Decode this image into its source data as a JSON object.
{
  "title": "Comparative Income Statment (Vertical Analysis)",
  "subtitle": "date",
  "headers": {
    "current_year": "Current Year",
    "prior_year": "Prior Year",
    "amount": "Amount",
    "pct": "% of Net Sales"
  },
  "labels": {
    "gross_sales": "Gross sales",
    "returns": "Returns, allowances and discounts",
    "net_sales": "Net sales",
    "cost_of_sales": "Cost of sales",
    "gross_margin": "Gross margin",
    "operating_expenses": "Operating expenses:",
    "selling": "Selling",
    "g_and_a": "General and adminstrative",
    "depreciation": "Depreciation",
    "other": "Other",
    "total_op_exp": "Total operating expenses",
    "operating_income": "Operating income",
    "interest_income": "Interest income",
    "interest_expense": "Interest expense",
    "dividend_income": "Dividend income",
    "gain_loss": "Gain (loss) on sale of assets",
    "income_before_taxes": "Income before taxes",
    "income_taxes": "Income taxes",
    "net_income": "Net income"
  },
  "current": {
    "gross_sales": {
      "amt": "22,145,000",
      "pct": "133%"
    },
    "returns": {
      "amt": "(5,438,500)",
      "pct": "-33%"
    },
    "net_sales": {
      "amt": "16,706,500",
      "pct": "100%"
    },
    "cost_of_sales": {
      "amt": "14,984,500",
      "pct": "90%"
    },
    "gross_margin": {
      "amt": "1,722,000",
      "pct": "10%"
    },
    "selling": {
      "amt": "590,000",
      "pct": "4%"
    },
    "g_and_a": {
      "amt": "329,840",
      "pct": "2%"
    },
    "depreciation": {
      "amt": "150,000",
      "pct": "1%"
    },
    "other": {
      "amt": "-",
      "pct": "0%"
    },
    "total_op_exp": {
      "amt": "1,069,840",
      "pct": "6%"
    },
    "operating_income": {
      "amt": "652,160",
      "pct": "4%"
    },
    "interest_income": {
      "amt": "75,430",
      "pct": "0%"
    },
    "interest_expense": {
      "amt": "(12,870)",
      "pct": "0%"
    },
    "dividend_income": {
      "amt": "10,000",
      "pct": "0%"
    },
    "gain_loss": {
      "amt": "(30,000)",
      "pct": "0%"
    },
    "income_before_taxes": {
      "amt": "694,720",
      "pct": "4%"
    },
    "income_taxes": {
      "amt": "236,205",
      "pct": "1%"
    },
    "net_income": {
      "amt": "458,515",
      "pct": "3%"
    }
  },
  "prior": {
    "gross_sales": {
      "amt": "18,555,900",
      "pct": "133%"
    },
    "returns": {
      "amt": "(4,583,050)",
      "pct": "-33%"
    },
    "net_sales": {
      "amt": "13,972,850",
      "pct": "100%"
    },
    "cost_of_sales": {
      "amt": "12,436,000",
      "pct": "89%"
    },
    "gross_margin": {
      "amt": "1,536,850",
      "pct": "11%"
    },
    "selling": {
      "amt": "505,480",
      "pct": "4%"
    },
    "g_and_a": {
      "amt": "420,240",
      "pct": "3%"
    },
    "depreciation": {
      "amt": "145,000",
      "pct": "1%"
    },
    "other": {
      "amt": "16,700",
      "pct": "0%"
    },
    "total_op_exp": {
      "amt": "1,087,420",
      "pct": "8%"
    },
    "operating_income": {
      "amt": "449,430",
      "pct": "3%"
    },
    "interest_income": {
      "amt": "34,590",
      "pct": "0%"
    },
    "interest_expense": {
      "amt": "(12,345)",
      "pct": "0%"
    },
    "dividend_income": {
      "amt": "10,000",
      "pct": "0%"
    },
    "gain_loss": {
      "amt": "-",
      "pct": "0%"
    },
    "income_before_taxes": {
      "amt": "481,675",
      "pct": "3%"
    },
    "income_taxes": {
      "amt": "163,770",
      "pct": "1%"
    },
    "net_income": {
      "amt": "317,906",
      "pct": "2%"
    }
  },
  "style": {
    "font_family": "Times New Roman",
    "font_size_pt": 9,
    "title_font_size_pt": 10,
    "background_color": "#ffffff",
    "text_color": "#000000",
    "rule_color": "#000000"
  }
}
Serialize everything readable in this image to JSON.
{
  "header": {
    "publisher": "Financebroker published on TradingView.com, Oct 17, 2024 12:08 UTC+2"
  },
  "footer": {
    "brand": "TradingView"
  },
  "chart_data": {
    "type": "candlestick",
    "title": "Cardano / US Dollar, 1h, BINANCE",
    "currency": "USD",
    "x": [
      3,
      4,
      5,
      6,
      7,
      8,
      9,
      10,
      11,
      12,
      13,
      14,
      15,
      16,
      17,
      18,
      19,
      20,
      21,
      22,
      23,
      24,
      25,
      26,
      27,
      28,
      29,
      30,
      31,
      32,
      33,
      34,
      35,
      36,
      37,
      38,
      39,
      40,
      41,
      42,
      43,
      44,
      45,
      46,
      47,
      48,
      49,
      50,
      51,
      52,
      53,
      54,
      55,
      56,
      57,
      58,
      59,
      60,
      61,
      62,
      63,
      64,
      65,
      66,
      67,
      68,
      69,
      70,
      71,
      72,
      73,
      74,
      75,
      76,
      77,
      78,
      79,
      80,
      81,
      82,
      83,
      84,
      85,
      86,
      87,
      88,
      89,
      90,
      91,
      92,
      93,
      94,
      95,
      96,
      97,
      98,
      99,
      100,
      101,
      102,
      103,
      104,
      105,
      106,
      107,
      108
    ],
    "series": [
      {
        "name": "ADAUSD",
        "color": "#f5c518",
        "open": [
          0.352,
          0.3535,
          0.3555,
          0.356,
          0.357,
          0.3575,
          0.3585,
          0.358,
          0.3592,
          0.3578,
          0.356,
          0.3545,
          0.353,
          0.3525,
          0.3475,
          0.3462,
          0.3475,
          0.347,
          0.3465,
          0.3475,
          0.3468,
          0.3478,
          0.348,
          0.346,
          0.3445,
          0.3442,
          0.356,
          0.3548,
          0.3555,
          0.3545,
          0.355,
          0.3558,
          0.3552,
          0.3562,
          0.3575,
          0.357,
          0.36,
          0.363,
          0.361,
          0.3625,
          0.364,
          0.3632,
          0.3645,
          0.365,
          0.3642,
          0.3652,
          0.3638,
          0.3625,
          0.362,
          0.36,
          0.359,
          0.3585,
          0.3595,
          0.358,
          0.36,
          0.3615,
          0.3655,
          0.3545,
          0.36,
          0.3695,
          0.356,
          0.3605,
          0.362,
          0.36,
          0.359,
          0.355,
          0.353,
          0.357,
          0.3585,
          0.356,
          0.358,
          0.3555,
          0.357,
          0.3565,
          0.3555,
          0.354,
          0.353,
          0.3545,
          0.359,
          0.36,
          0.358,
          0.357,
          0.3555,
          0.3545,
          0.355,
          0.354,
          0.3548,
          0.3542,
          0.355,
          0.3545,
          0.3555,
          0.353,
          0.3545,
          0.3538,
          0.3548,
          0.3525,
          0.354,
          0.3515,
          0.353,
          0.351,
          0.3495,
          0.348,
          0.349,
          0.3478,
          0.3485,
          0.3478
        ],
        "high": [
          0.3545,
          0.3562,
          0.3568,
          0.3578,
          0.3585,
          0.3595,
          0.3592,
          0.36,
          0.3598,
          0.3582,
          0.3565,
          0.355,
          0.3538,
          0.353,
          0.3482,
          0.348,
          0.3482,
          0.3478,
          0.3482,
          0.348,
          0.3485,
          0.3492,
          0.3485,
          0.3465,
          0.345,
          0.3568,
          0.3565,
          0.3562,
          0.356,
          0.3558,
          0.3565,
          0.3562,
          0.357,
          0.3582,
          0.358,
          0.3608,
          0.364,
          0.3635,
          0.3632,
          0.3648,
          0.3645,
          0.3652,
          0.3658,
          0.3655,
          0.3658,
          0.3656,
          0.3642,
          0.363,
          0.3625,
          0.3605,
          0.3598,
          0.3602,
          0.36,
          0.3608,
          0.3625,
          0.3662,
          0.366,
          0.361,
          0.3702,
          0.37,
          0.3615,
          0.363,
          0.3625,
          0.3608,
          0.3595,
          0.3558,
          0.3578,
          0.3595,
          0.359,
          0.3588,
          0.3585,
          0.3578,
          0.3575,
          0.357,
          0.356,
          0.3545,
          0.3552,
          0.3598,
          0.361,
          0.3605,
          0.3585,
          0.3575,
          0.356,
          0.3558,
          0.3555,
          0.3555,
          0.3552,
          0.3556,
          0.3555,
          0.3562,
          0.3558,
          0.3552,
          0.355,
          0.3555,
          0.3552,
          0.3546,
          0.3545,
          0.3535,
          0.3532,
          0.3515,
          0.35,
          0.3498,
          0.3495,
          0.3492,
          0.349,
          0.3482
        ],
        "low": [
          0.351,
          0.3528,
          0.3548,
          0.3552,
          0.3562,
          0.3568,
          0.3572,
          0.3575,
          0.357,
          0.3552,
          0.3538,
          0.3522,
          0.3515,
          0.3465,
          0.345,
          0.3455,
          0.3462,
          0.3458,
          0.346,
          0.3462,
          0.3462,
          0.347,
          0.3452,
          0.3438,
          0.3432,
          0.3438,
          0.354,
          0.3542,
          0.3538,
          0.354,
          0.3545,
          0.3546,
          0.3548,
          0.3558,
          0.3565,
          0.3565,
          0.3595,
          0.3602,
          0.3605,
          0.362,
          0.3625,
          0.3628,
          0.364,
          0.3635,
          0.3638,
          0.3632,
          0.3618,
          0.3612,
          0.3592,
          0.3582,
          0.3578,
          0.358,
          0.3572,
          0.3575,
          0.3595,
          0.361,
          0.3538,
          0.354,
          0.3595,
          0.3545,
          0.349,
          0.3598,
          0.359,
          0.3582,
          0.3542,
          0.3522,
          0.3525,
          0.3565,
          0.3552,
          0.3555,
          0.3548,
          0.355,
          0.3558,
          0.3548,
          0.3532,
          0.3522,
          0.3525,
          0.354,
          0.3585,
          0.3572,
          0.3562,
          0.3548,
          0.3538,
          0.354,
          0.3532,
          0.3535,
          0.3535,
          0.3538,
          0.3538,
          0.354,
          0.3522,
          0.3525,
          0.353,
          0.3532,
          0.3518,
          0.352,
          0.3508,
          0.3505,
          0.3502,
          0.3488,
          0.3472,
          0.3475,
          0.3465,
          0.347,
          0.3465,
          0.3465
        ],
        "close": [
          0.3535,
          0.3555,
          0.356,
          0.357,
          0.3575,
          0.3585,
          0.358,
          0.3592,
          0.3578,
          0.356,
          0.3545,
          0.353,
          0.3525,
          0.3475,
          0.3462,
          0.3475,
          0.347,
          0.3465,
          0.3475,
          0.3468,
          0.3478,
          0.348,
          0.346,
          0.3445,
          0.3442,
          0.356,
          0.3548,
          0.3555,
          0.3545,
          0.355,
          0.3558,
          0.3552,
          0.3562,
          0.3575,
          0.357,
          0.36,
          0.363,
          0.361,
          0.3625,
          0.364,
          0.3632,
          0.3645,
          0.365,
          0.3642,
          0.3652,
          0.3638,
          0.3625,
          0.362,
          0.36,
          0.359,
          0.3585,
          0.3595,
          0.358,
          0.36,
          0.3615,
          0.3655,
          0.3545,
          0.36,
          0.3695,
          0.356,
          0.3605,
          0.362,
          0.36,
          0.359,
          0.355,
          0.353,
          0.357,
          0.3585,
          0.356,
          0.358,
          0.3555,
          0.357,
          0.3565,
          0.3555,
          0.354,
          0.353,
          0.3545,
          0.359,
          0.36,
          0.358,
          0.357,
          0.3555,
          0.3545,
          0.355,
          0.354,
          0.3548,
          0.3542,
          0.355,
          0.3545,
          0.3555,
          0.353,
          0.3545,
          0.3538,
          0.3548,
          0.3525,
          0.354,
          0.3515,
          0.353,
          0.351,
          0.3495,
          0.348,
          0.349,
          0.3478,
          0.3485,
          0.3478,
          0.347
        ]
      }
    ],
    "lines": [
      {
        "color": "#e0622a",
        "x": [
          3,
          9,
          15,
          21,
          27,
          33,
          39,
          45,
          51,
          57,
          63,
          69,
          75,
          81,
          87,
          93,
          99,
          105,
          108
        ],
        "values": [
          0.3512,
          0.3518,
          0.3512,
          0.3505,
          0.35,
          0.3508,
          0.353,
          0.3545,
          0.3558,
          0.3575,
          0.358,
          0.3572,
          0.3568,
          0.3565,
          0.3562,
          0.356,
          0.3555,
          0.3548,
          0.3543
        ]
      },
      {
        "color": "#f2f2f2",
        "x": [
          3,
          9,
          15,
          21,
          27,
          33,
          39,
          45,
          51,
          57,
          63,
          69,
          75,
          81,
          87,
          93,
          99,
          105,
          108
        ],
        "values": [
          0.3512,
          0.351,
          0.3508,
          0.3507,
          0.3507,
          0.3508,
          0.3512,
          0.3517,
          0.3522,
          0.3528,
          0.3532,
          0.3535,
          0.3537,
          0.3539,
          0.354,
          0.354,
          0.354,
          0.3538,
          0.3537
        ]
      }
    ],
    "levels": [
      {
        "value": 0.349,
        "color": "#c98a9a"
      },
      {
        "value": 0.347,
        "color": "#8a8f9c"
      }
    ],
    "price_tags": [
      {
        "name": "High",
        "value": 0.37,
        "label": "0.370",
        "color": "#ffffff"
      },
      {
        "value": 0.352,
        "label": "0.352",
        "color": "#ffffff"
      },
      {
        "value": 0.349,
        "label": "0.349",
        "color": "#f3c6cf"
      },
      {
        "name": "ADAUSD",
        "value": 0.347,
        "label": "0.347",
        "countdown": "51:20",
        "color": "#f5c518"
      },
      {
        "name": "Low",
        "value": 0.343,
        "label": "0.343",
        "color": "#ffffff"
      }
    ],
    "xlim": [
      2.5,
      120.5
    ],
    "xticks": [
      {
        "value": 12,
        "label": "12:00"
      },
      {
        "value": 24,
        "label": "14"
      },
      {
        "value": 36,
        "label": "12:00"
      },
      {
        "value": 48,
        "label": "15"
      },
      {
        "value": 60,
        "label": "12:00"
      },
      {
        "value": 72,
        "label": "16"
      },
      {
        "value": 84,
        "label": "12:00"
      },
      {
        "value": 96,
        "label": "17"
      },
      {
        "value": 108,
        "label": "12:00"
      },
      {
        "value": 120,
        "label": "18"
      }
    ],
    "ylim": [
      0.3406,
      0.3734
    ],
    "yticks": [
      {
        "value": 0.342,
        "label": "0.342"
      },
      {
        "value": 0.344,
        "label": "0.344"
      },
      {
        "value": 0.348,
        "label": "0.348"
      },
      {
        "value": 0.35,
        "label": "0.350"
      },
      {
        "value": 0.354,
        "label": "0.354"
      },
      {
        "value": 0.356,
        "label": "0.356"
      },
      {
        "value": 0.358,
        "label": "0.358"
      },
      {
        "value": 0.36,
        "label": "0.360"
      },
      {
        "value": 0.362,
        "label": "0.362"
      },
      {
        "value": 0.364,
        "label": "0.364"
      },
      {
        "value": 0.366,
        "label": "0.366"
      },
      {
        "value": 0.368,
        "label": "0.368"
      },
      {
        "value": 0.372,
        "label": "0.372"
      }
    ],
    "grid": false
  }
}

--- --- ---

* EXERCISE DETAILS
Go through the entries and return each line where the word "this" appears.

* PROBLEM SOLUTION
Decode this image into its source data as a JSON object.
Serialize everything readable in this image to JSON.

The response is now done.